**INSTRUCTION**
Would you retype all of these records exactly?

#####

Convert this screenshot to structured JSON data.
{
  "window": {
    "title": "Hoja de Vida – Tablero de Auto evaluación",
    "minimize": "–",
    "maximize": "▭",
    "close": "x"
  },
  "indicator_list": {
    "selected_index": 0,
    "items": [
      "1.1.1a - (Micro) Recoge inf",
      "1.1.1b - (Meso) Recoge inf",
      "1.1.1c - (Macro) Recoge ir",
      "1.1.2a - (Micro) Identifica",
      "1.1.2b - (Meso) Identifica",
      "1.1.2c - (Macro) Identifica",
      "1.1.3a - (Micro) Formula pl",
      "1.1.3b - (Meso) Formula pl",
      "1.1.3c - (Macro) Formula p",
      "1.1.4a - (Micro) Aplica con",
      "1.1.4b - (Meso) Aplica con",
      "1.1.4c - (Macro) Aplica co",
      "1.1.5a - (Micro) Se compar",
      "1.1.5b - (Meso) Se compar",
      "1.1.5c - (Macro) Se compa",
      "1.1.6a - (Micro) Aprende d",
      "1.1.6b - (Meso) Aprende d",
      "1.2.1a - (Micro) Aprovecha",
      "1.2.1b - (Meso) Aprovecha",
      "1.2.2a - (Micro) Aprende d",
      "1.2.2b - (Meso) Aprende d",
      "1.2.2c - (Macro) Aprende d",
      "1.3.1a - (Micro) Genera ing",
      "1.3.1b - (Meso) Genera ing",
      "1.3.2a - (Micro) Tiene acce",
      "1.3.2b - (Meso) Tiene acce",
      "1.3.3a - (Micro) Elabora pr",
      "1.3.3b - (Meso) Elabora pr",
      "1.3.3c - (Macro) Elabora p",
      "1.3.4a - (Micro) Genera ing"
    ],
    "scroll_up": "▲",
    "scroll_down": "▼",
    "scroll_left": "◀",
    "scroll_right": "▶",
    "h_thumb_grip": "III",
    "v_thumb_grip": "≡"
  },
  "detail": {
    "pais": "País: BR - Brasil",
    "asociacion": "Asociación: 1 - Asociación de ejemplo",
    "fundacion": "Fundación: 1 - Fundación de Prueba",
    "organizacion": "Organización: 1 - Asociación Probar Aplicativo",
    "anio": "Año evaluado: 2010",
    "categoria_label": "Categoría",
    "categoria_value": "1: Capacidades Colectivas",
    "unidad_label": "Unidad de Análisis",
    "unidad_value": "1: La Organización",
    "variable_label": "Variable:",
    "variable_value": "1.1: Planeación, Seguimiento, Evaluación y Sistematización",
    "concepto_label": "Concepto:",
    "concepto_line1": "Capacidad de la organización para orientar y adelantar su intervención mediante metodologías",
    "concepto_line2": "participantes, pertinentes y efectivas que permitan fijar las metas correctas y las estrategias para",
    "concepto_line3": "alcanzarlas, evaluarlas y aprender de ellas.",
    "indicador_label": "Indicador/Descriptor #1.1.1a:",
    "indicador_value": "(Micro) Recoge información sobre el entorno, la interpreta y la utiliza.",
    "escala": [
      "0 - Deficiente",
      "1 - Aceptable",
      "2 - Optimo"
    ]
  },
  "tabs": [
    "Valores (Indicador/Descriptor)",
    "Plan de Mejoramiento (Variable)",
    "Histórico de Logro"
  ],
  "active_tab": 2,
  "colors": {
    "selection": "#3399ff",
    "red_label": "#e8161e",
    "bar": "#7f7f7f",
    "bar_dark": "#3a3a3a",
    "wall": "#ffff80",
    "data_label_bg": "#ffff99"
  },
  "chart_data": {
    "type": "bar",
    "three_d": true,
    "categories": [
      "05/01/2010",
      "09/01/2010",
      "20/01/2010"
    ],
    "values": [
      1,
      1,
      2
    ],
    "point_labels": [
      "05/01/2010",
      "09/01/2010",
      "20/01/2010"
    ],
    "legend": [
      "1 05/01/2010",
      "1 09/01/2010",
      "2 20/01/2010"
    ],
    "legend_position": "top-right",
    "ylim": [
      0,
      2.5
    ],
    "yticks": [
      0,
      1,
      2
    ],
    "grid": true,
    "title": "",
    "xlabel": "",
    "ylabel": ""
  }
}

#####

**TASK SOLUTION**
Convert this screenshot to structured JSON data.
{
  "window": {
    "title": "Hoja de Vida – Tablero de Auto evaluación",
    "minimize": "–",
    "maximize": "▭",
    "close": "x"
  },
  "indicator_list": {
    "selected_index": 0,
    "items": [
      "1.1.1a - (Micro) Recoge inf",
      "1.1.1b - (Meso) Recoge inf",
      "1.1.1c - (Macro) Recoge ir",
      "1.1.2a - (Micro) Identifica",
      "1.1.2b - (Meso) Identifica",
      "1.1.2c - (Macro) Identifica",
      "1.1.3a - (Micro) Formula pl",
      "1.1.3b - (Meso) Formula pl",
      "1.1.3c - (Macro) Formula p",
      "1.1.4a - (Micro) Aplica con",
      "1.1.4b - (Meso) Aplica con",
      "1.1.4c - (Macro) Aplica co",
      "1.1.5a - (Micro) Se compar",
      "1.1.5b - (Meso) Se compar",
      "1.1.5c - (Macro) Se compa",
      "1.1.6a - (Micro) Aprende d",
      "1.1.6b - (Meso) Aprende d",
      "1.2.1a - (Micro) Aprovecha",
      "1.2.1b - (Meso) Aprovecha",
      "1.2.2a - (Micro) Aprende d",
      "1.2.2b - (Meso) Aprende d",
      "1.2.2c - (Macro) Aprende d",
      "1.3.1a - (Micro) Genera ing",
      "1.3.1b - (Meso) Genera ing",
      "1.3.2a - (Micro) Tiene acce",
      "1.3.2b - (Meso) Tiene acce",
      "1.3.3a - (Micro) Elabora pr",
      "1.3.3b - (Meso) Elabora pr",
      "1.3.3c - (Macro) Elabora p",
      "1.3.4a - (Micro) Genera ing"
    ],
    "scroll_up": "▲",
    "scroll_down": "▼",
    "scroll_left": "◀",
    "scroll_right": "▶",
    "h_thumb_grip": "III",
    "v_thumb_grip": "≡"
  },
  "detail": {
    "pais": "País: BR - Brasil",
    "asociacion": "Asociación: 1 - Asociación de ejemplo",
    "fundacion": "Fundación: 1 - Fundación de Prueba",
    "organizacion": "Organización: 1 - Asociación Probar Aplicativo",
    "anio": "Año evaluado: 2010",
    "categoria_label": "Categoría",
    "categoria_value": "1: Capacidades Colectivas",
    "unidad_label": "Unidad de Análisis",
    "unidad_value": "1: La Organización",
    "variable_label": "Variable:",
    "variable_value": "1.1: Planeación, Seguimiento, Evaluación y Sistematización",
    "concepto_label": "Concepto:",
    "concepto_line1": "Capacidad de la organización para orientar y adelantar su intervención mediante metodologías",
    "concepto_line2": "participantes, pertinentes y efectivas que permitan fijar las metas correctas y las estrategias para",
    "concepto_line3": "alcanzarlas, evaluarlas y aprender de ellas.",
    "indicador_label": "Indicador/Descriptor #1.1.1a:",
    "indicador_value": "(Micro) Recoge información sobre el entorno, la interpreta y la utiliza.",
    "escala": [
      "0 - Deficiente",
      "1 - Aceptable",
      "2 - Optimo"
    ]
  },
  "tabs": [
    "Valores (Indicador/Descriptor)",
    "Plan de Mejoramiento (Variable)",
    "Histórico de Logro"
  ],
  "active_tab": 2,
  "colors": {
    "selection": "#3399ff",
    "red_label": "#e8161e",
    "bar": "#7f7f7f",
    "bar_dark": "#3a3a3a",
    "wall": "#ffff80",
    "data_label_bg": "#ffff99"
  },
  "chart_data": {
    "type": "bar",
    "three_d": true,
    "categories": [
      "05/01/2010",
      "09/01/2010",
      "20/01/2010"
    ],
    "values": [
      1,
      1,
      2
    ],
    "point_labels": [
      "05/01/2010",
      "09/01/2010",
      "20/01/2010"
    ],
    "legend": [
      "1 05/01/2010",
      "1 09/01/2010",
      "2 20/01/2010"
    ],
    "legend_position": "top-right",
    "ylim": [
      0,
      2.5
    ],
    "yticks": [
      0,
      1,
      2
    ],
    "grid": true,
    "title": "",
    "xlabel": "",
    "ylabel": ""
  }
}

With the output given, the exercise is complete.